* BEGIN *

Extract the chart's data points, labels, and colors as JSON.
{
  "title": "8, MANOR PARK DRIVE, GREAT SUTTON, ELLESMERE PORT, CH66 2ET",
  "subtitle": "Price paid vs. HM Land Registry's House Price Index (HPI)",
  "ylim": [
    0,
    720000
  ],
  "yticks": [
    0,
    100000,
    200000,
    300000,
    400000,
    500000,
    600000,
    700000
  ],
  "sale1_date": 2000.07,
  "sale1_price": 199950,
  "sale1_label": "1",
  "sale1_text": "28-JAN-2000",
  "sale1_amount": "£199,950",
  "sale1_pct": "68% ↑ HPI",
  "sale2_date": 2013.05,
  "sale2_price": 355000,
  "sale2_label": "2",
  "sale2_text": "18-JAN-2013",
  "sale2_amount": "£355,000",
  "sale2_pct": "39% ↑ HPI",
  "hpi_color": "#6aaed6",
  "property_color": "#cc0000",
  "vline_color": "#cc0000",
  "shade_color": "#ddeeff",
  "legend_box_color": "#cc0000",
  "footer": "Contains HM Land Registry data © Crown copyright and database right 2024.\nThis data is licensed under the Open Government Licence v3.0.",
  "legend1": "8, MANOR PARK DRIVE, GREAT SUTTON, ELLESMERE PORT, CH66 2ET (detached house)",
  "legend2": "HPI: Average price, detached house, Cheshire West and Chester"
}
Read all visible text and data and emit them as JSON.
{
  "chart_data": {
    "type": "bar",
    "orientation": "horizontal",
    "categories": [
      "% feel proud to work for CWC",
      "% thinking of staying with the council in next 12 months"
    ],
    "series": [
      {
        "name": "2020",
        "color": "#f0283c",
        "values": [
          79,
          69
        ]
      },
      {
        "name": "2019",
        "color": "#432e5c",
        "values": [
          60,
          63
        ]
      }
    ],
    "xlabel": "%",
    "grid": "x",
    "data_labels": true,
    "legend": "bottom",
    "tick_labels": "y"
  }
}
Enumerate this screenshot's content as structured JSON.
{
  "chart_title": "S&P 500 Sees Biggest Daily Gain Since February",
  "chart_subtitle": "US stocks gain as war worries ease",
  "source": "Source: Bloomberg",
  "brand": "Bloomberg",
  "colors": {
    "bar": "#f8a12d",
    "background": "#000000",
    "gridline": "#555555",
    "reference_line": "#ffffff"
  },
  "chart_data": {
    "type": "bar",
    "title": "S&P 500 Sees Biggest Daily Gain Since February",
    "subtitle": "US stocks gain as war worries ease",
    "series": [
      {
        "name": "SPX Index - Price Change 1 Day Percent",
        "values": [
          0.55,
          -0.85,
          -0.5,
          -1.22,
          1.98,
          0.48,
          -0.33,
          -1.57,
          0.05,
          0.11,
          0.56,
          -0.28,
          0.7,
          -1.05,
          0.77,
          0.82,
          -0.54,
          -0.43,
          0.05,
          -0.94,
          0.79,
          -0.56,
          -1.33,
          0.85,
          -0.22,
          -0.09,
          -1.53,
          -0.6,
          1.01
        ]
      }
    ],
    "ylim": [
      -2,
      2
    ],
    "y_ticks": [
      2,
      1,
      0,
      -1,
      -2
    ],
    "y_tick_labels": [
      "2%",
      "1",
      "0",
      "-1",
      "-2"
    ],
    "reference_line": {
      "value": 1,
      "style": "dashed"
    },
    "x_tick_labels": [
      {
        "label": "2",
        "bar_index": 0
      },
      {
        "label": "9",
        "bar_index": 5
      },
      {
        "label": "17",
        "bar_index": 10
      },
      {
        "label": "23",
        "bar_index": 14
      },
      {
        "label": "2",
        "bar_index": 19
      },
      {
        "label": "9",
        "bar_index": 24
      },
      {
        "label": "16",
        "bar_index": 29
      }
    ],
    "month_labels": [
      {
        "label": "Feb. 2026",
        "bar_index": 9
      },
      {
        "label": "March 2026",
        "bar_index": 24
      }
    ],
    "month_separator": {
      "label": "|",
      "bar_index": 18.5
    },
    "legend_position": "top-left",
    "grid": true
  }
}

* END *

• **PROBLEM TO WORK ON**: From the listing above, copy out each line where the word "Bloomberg" appears.

• **EXERCISE RESULT**:
  "source": "Source: Bloomberg",
  "brand": "Bloomberg",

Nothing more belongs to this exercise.